▶ [WHAT YOU ARE ASKED TO DO]: Lift out all lines below that contain "охоты".

▶ [DATA PROVIDED]:
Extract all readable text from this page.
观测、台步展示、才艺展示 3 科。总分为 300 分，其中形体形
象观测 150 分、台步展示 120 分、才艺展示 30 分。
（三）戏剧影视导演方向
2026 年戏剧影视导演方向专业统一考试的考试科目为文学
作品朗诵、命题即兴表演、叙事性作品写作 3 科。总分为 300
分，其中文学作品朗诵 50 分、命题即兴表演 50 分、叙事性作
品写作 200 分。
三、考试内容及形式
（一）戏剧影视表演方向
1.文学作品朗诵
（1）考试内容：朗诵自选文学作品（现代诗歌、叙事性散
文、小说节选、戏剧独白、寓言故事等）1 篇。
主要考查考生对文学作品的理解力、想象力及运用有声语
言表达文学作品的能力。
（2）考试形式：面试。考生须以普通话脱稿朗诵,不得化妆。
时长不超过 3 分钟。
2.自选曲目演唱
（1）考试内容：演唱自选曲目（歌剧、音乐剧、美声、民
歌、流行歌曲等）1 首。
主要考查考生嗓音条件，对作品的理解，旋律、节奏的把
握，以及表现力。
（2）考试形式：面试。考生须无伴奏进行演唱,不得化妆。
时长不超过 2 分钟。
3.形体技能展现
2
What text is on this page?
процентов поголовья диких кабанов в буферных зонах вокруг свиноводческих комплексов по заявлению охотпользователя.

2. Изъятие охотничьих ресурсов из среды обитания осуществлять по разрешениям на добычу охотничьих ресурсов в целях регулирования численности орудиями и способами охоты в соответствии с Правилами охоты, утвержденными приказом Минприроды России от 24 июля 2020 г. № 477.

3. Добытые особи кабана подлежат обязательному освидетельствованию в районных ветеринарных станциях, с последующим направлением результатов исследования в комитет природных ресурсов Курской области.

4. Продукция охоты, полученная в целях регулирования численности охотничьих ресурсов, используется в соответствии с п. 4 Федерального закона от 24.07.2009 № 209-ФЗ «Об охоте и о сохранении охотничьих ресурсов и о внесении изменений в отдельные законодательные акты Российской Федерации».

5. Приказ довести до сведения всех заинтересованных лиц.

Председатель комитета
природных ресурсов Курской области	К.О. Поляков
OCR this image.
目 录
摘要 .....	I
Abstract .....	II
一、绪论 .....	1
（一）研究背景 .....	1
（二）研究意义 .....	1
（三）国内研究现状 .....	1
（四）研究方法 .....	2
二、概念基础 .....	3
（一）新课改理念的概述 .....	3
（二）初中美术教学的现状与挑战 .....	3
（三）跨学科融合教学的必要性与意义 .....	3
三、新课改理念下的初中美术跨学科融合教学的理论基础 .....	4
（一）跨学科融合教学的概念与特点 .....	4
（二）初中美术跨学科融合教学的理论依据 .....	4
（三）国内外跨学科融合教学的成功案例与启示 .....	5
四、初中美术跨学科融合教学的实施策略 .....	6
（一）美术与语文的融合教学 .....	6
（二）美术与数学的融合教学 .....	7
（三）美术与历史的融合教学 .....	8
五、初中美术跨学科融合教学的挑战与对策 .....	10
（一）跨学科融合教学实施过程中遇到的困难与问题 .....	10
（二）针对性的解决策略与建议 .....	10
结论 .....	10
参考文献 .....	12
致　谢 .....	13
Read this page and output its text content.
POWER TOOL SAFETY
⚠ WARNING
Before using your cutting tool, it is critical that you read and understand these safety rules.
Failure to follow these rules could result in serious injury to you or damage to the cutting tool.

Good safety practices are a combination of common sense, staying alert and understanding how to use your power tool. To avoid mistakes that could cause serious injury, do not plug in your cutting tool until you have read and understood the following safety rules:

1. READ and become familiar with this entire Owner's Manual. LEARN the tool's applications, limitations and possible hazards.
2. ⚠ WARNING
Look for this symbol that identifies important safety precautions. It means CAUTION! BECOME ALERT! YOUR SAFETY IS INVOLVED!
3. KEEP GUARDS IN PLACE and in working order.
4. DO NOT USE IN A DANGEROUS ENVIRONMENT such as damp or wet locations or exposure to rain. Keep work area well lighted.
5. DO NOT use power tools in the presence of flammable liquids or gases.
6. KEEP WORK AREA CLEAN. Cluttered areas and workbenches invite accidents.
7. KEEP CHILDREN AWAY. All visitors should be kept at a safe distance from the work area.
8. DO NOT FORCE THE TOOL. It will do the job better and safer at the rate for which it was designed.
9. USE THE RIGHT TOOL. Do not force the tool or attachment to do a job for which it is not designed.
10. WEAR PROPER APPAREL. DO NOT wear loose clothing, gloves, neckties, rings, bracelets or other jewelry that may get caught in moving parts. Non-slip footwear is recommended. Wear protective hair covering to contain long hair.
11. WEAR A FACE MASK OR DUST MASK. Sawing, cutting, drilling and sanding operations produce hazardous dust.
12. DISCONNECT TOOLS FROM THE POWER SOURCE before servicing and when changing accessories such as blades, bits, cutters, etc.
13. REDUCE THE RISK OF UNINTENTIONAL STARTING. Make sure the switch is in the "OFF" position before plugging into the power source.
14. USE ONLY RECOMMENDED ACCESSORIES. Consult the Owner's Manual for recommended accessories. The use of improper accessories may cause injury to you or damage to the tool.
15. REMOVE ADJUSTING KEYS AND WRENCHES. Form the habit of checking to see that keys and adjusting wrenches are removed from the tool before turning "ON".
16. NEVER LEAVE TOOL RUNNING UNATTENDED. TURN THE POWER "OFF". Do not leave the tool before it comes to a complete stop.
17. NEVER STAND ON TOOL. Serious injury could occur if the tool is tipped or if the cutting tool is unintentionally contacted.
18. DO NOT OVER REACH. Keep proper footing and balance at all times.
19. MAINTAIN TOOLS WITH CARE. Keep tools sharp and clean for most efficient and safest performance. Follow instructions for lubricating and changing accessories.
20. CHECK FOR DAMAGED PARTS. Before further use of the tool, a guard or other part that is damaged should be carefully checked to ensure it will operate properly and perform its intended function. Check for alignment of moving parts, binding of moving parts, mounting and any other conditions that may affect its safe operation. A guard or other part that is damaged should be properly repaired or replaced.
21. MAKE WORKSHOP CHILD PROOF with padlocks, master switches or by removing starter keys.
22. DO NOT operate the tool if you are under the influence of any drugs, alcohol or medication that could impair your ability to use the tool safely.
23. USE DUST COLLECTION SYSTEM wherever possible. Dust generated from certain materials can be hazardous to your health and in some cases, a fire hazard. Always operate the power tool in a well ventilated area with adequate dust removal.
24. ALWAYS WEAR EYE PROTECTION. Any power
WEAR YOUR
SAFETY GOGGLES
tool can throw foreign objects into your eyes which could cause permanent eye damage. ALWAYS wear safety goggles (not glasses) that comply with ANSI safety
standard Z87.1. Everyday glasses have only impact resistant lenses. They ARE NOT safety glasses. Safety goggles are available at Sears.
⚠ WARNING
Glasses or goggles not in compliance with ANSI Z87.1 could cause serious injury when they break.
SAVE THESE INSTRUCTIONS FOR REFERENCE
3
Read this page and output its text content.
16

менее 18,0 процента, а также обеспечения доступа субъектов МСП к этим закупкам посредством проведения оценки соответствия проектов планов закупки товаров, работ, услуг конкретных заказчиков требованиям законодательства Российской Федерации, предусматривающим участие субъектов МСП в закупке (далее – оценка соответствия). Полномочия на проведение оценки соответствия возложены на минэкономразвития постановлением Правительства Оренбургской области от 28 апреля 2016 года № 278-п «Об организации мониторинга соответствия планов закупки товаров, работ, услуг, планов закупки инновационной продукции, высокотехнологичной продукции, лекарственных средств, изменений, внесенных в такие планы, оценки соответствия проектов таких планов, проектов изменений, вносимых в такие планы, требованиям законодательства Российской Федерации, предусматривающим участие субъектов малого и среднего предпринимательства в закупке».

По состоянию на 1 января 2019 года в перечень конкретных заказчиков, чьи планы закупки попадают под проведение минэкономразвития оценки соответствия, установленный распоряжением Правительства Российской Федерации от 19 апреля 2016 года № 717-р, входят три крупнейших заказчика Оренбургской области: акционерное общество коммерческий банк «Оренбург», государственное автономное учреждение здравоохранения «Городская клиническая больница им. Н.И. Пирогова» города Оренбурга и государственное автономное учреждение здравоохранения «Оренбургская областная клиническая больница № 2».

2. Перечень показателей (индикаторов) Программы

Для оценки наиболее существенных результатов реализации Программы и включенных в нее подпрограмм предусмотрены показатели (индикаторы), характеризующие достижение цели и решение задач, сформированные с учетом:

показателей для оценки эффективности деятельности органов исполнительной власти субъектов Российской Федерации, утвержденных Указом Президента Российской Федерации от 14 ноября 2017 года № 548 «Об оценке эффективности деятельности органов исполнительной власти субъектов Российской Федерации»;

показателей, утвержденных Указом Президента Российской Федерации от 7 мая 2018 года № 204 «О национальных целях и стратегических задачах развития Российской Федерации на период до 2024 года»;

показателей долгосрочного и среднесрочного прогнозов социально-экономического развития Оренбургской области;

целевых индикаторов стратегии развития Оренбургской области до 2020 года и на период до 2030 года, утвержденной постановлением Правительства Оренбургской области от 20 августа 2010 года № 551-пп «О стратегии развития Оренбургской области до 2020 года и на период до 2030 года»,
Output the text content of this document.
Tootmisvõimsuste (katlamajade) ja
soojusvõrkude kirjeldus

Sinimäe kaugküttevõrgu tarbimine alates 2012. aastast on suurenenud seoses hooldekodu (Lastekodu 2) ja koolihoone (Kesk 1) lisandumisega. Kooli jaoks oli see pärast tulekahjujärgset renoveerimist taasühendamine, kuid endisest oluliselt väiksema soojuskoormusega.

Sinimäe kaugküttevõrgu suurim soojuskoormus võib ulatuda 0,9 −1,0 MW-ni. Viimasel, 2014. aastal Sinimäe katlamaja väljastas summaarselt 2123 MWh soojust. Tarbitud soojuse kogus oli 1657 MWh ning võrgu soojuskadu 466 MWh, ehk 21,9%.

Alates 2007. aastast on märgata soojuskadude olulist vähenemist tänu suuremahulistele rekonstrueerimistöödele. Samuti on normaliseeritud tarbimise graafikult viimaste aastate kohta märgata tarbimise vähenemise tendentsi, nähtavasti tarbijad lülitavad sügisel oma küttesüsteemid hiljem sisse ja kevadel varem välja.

▶ [THE REPLY]:
2. Изъятие охотничьих ресурсов из среды обитания осуществлять по разрешениям на добычу охотничьих ресурсов в целях регулирования численности орудиями и способами охоты в соответствии с Правилами охоты, утвержденными приказом Минприроды России от 24 июля 2020 г. № 477.
4. Продукция охоты, полученная в целях регулирования численности охотничьих ресурсов, используется в соответствии с п. 4 Федерального закона от 24.07.2009 № 209-ФЗ «Об охоте и о сохранении охотничьих ресурсов и о внесении изменений в отдельные законодательные акты Российской Федерации».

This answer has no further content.